■ What the exercise asks:
Return all lines with the word "platforms" in them.

■ Records:
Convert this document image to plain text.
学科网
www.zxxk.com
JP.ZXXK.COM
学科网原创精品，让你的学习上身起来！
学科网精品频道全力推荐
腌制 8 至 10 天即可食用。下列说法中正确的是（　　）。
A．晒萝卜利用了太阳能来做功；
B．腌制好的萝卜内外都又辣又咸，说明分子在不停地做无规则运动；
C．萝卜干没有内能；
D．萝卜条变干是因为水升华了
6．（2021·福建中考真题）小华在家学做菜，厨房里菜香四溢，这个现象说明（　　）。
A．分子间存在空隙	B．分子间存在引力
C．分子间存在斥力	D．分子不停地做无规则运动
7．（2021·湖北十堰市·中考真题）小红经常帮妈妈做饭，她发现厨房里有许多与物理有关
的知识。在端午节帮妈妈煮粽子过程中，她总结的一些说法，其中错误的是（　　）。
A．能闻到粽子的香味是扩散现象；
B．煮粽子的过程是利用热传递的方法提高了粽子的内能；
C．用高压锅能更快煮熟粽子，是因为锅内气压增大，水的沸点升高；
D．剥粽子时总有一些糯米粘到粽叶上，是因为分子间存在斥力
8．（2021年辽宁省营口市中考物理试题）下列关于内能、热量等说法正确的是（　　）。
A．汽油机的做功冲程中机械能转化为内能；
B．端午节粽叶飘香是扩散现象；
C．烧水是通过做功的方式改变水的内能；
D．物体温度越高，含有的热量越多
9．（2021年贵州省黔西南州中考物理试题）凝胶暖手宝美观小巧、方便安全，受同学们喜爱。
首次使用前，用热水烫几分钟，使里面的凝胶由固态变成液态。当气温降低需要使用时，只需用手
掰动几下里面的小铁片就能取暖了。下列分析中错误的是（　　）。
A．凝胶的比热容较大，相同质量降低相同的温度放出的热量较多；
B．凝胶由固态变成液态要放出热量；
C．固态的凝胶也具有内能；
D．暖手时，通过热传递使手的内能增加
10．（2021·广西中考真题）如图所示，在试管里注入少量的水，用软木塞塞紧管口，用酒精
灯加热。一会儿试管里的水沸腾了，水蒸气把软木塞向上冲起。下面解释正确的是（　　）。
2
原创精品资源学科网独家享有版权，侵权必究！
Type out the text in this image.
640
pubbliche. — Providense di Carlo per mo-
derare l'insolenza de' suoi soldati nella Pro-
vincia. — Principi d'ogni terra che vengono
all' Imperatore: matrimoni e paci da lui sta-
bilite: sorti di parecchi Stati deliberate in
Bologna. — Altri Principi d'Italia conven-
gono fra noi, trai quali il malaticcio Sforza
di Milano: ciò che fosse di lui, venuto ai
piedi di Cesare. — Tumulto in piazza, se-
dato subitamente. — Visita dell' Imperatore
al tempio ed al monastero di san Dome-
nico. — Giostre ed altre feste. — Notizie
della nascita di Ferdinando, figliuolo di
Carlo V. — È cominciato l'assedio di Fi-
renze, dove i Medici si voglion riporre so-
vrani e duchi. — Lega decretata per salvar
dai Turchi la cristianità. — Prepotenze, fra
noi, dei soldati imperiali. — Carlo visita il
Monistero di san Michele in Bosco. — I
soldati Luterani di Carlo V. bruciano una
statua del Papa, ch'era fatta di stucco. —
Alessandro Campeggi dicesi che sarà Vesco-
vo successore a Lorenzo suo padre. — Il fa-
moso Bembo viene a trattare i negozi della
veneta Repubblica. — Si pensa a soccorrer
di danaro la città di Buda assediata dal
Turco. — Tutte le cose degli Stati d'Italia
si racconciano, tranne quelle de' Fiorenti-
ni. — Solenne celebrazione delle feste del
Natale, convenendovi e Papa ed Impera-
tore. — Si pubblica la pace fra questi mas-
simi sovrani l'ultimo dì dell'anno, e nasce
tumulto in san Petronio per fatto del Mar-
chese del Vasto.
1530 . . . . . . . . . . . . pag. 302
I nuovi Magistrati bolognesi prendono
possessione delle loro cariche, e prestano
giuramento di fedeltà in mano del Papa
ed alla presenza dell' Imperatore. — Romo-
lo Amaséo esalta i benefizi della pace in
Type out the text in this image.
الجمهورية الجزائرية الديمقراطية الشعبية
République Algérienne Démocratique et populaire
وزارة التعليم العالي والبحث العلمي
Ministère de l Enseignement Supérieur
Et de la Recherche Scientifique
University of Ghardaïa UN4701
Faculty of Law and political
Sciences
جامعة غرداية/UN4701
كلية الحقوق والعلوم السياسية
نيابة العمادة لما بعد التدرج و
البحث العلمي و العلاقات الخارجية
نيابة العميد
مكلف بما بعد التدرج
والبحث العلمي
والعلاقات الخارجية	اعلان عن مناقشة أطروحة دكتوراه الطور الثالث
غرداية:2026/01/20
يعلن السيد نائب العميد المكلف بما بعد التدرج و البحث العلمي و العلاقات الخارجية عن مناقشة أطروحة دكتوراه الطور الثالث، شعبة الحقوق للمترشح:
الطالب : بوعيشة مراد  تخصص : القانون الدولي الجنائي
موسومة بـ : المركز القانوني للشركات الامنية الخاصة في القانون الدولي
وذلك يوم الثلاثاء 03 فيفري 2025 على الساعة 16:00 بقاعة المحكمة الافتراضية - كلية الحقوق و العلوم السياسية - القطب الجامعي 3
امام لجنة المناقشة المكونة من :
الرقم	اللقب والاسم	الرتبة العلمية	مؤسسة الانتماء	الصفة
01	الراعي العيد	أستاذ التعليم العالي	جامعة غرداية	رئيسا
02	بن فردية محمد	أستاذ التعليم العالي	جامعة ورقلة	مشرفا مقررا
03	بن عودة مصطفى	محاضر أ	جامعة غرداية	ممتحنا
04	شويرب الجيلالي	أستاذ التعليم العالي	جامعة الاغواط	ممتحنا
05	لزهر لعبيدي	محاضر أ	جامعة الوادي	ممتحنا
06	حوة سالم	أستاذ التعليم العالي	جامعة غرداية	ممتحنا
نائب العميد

--

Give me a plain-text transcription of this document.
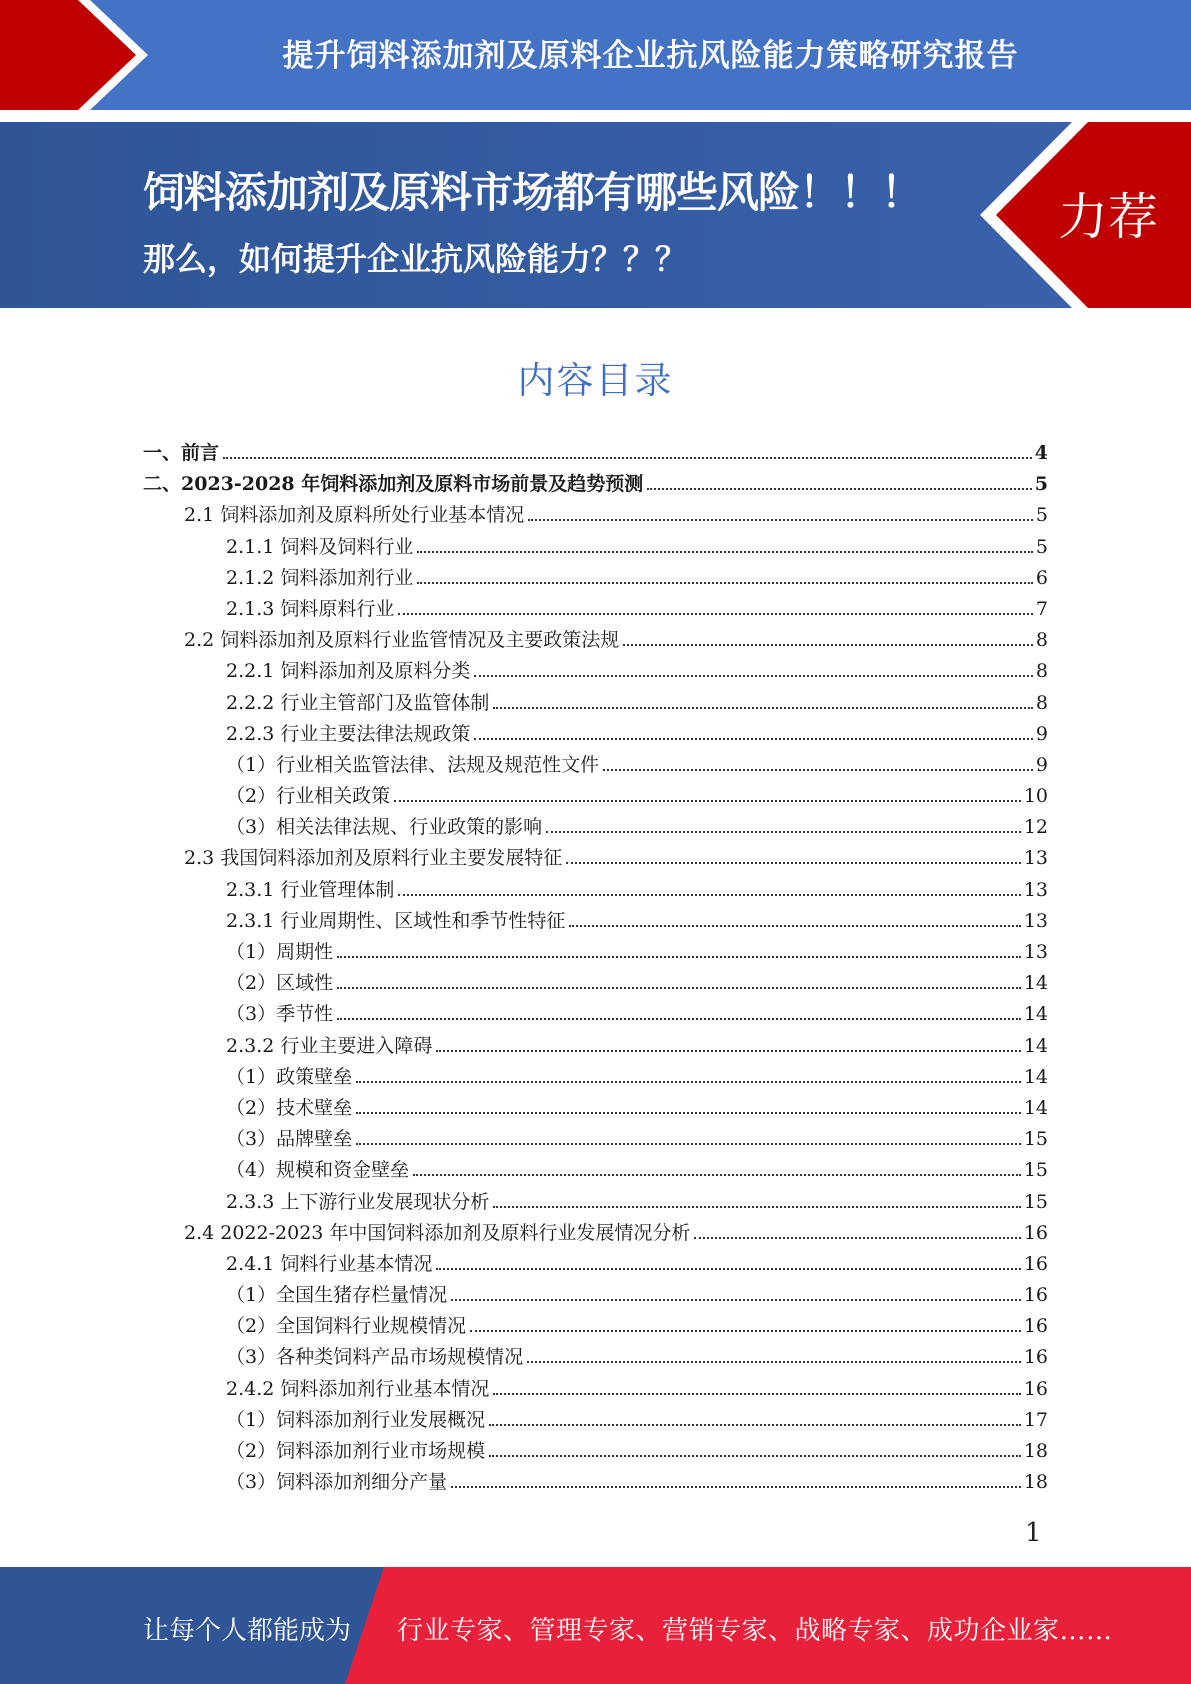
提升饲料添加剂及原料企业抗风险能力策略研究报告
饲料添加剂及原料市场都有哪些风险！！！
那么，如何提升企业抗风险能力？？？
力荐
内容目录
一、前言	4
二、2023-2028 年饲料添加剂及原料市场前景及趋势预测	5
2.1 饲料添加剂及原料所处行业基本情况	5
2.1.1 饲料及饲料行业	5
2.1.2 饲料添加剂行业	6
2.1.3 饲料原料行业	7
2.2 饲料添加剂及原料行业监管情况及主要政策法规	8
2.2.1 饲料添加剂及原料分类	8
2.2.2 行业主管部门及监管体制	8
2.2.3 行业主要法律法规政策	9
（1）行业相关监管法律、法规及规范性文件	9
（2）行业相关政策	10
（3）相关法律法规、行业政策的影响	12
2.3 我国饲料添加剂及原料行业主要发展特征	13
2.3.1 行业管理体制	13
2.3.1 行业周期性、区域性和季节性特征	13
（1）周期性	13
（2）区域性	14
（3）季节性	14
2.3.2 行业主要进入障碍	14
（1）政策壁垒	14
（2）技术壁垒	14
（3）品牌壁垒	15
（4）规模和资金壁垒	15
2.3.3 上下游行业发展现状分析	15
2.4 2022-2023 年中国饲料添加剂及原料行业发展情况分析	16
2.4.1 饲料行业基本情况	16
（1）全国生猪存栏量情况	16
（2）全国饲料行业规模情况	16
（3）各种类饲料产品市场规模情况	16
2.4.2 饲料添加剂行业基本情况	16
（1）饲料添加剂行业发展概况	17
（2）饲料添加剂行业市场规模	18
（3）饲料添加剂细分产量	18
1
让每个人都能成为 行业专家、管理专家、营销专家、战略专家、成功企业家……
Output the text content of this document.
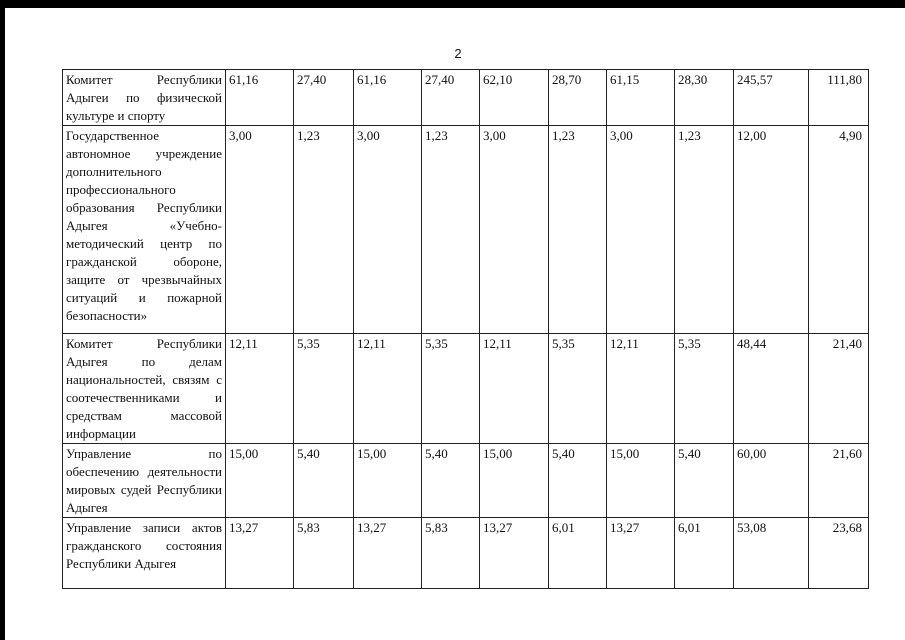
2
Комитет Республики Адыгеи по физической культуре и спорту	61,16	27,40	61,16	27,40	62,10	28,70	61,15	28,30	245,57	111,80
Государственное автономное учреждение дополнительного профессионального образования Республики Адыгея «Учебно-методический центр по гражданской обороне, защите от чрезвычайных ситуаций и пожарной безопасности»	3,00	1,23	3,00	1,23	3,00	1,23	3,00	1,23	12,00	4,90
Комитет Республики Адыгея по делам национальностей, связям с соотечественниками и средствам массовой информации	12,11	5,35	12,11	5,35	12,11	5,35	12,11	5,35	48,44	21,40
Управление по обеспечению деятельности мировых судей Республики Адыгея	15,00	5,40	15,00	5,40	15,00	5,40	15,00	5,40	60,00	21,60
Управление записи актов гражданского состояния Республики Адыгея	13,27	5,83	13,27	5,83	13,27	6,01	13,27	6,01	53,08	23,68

--

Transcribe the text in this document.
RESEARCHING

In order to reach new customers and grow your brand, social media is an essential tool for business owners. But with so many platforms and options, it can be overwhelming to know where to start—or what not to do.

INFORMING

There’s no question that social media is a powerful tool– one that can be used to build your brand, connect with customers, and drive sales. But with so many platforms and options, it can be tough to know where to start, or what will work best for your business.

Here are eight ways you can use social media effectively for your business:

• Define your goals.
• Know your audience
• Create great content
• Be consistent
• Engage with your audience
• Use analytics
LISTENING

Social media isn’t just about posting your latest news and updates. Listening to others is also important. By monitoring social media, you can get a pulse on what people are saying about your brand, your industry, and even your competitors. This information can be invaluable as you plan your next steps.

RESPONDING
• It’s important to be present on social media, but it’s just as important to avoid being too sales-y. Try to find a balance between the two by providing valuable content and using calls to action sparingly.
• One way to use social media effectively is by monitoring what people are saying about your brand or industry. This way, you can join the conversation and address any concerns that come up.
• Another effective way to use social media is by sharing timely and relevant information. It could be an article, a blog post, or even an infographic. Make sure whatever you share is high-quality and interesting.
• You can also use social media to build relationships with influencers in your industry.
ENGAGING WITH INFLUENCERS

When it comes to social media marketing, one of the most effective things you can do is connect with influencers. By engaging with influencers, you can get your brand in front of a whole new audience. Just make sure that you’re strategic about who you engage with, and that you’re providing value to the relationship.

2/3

■ Output:
In order to reach new customers and grow your brand, social media is an essential tool for business owners. But with so many platforms and options, it can be overwhelming to know where to start—or what not to do.
There’s no question that social media is a powerful tool– one that can be used to build your brand, connect with customers, and drive sales. But with so many platforms and options, it can be tough to know where to start, or what will work best for your business.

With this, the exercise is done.